**WHAT TO DO**. Wherever the word "January" appears in a line, extract that line.

<<<<

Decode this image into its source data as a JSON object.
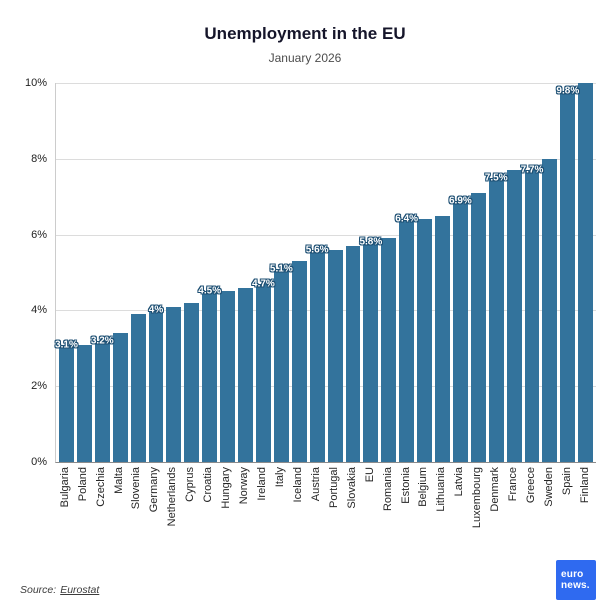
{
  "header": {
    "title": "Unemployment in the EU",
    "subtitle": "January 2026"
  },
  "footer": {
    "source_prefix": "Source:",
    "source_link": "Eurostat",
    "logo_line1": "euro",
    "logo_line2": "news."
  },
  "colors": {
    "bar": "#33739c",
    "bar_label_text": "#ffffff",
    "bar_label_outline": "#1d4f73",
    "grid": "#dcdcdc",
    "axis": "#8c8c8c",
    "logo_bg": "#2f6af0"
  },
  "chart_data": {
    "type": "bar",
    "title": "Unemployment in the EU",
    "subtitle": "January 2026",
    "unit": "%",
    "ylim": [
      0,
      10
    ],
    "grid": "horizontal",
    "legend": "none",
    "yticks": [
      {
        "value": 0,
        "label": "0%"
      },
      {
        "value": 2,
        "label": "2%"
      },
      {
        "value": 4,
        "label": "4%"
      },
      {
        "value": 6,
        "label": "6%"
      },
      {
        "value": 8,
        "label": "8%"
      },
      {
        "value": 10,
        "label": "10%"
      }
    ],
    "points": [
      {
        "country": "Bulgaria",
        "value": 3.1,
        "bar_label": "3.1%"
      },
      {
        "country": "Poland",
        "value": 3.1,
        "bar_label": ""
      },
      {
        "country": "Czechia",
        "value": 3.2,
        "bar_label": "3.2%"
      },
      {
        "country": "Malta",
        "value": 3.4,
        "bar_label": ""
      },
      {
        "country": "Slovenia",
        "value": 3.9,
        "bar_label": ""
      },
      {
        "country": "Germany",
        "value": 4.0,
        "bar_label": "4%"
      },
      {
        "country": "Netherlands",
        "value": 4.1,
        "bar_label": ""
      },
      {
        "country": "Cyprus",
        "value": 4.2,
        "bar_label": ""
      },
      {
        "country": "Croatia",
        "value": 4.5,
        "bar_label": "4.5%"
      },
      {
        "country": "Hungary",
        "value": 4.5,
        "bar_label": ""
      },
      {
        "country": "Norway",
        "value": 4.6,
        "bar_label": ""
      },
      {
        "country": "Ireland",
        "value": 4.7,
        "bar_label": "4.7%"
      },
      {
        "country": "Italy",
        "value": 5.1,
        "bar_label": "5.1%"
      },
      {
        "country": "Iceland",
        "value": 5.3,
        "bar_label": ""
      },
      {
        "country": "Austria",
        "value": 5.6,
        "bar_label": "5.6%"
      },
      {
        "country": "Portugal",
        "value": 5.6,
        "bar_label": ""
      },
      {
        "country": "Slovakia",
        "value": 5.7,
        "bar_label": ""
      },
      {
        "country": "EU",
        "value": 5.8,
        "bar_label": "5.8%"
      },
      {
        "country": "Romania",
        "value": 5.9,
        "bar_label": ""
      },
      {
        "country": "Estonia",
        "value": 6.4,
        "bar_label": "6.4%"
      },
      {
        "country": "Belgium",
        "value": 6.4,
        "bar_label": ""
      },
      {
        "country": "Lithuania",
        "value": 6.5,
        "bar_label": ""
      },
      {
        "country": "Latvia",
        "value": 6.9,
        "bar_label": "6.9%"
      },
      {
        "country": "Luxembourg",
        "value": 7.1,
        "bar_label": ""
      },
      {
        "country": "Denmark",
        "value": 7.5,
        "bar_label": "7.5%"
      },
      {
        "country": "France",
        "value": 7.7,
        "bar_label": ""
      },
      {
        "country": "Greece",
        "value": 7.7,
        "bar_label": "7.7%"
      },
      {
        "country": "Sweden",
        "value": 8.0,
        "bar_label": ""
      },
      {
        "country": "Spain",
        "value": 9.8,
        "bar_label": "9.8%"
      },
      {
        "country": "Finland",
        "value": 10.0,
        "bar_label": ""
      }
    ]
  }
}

>>>>

**WRITTEN SOLUTION**.
    "subtitle": "January 2026"
    "subtitle": "January 2026",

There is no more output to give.